++++ Data shown ++++

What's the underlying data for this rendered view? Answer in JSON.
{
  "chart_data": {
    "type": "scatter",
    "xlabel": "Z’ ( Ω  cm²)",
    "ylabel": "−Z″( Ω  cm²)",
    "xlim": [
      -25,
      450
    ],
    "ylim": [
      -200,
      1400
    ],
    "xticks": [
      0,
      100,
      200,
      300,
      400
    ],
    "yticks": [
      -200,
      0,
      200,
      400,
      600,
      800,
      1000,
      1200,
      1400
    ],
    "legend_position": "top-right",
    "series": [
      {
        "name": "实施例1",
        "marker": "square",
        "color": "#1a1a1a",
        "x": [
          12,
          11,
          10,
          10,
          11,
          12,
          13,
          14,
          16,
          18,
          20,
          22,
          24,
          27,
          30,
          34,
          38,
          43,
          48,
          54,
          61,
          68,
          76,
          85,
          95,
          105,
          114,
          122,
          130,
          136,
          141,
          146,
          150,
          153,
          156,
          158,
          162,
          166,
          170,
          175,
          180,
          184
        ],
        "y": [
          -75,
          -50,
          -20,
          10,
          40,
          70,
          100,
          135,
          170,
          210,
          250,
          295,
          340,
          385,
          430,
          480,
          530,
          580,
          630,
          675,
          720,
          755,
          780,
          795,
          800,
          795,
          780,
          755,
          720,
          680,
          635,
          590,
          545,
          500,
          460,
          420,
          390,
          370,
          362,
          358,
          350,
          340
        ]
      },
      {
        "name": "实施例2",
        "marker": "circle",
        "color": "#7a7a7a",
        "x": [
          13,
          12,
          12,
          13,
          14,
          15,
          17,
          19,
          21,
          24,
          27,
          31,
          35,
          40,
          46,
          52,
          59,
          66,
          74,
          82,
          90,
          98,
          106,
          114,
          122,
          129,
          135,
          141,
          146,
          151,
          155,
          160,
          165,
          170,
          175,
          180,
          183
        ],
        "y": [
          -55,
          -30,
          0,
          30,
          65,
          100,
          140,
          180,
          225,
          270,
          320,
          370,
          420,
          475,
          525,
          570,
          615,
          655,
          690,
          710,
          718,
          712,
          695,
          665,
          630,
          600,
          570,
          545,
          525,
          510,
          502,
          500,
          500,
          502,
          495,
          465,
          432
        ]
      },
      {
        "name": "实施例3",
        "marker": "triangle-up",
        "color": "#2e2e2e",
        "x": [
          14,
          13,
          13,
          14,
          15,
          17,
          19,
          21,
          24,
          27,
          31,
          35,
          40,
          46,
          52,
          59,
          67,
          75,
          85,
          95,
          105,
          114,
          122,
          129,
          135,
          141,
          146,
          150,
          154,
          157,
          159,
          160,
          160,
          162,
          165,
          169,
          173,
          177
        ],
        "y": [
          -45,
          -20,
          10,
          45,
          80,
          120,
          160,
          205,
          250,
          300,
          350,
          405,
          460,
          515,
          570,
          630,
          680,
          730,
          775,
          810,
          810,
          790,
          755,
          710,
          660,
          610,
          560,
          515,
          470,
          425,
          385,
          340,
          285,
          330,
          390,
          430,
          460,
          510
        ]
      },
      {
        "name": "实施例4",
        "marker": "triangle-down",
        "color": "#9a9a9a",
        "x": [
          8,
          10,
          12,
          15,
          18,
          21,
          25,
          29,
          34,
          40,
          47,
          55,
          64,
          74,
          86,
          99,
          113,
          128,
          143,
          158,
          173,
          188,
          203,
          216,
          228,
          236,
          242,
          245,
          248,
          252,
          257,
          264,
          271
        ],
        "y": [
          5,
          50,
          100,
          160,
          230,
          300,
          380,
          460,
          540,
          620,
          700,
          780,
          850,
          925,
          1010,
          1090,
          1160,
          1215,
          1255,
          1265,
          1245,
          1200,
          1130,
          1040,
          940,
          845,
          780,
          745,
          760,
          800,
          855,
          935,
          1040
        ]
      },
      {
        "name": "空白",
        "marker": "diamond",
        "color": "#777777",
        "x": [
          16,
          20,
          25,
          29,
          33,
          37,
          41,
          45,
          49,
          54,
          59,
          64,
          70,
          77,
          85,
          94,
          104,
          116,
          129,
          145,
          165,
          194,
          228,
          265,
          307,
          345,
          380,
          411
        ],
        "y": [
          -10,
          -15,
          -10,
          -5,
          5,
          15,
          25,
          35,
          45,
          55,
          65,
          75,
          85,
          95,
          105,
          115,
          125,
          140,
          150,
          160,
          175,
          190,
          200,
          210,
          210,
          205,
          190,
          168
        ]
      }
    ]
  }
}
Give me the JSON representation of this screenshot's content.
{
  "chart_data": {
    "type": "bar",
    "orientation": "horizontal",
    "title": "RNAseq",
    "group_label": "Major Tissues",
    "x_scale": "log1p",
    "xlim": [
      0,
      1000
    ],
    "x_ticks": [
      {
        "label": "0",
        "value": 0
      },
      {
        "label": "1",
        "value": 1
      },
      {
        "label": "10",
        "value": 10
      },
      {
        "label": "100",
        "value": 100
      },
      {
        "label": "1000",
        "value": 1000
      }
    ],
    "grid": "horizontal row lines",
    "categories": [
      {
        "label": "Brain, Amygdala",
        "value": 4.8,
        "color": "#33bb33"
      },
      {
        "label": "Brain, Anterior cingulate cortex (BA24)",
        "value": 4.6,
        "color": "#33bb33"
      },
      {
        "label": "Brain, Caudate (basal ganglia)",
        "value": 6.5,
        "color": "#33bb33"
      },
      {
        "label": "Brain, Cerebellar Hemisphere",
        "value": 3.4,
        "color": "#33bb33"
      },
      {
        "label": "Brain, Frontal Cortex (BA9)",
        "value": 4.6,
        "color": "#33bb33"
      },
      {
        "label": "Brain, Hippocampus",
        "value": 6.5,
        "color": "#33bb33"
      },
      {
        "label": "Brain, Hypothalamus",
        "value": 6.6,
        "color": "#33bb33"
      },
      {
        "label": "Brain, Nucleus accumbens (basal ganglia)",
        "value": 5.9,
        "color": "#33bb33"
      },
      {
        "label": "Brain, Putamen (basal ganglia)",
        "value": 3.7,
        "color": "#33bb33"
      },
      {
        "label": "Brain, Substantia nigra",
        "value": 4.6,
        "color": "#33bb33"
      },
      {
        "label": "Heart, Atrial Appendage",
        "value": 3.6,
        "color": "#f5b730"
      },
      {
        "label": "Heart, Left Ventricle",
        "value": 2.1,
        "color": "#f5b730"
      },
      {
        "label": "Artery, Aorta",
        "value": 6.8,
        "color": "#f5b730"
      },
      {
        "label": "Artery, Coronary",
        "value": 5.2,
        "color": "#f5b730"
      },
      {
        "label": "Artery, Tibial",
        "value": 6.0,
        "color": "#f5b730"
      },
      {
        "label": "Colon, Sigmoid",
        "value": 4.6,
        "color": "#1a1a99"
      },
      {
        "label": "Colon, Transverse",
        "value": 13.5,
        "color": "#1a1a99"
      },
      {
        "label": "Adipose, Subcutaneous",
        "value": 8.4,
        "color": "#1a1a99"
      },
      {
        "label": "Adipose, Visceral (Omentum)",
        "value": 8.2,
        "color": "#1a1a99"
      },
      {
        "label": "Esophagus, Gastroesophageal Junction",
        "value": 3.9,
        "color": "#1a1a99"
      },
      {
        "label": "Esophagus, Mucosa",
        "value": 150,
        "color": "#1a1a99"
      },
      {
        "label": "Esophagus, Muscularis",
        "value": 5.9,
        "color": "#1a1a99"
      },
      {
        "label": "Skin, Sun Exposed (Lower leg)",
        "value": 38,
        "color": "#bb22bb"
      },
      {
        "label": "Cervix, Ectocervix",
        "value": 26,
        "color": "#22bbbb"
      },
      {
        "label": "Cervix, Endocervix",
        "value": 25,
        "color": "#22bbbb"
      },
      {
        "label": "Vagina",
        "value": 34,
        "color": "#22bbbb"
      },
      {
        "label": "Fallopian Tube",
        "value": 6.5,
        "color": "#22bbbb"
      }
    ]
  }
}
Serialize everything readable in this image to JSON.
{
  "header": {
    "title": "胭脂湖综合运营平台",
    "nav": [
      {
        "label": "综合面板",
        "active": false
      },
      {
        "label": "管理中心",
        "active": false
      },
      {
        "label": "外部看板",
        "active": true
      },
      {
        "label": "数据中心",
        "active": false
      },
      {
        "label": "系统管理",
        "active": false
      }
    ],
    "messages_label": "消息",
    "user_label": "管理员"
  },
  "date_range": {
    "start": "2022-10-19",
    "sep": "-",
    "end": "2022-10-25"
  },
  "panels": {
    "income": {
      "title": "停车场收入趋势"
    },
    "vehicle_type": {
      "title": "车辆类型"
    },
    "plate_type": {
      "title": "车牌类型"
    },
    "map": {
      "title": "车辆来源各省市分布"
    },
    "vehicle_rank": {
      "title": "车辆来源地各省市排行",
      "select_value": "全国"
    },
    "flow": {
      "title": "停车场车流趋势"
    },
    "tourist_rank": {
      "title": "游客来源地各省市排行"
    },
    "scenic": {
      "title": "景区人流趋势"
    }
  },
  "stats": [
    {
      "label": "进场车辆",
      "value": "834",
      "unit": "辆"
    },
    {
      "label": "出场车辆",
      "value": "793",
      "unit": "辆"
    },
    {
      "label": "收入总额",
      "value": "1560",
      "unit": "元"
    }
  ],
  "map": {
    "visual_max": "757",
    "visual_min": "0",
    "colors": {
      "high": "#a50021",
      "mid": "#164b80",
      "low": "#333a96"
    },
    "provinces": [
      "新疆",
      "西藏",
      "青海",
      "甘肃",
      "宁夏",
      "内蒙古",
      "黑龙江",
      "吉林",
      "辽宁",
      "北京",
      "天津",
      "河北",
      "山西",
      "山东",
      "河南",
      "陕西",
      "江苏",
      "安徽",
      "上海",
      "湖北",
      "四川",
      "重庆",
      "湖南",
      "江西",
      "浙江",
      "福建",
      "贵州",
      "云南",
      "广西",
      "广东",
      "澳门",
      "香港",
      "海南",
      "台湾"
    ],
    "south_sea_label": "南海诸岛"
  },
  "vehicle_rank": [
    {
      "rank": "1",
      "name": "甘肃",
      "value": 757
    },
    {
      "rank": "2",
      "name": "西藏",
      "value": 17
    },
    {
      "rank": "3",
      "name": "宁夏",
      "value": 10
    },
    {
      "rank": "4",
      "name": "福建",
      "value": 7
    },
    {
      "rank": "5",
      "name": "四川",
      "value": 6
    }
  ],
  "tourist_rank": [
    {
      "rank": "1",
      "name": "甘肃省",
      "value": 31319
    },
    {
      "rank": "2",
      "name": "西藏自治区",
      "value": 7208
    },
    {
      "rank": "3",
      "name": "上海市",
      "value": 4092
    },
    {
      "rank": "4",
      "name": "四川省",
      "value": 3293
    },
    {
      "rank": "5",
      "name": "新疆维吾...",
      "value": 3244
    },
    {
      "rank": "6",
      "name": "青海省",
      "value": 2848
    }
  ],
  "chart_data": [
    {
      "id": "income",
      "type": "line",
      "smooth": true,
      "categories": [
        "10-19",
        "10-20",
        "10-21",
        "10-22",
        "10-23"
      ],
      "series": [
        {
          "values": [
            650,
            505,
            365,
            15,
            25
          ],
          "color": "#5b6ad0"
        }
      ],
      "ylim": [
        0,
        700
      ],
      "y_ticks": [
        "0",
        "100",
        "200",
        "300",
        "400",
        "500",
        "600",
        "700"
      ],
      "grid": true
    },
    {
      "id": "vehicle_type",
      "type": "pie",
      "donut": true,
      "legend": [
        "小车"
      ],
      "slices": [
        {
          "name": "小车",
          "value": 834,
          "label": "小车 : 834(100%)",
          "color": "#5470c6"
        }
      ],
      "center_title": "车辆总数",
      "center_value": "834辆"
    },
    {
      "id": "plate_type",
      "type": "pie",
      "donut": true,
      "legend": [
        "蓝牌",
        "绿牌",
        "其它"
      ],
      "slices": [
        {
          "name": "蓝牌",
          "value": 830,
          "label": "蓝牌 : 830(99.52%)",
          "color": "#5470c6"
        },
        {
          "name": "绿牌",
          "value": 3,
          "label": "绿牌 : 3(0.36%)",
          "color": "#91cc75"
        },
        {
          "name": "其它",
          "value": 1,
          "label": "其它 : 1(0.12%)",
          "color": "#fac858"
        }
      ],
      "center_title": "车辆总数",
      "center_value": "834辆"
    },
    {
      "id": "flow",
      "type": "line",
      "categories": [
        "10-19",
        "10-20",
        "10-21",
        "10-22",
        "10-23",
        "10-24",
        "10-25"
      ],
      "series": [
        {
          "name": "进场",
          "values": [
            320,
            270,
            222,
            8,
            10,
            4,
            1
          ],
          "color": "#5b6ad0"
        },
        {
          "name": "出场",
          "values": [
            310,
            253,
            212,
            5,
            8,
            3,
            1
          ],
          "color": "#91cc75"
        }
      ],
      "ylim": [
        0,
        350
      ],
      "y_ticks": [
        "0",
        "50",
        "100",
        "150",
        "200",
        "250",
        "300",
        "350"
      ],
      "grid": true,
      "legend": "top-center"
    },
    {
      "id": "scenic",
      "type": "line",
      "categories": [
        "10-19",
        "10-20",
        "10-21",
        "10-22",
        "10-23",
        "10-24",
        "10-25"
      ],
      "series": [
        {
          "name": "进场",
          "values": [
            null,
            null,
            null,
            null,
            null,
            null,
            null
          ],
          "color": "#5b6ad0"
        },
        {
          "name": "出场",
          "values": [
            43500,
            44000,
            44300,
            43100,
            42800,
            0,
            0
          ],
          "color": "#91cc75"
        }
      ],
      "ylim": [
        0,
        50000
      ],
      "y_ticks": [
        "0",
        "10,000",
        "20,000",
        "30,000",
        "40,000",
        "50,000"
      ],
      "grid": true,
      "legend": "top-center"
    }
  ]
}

++++

### Given instruction
For the entries above, state how many lines contain the word "Artery". Provide the number by itself.

### Written solution
3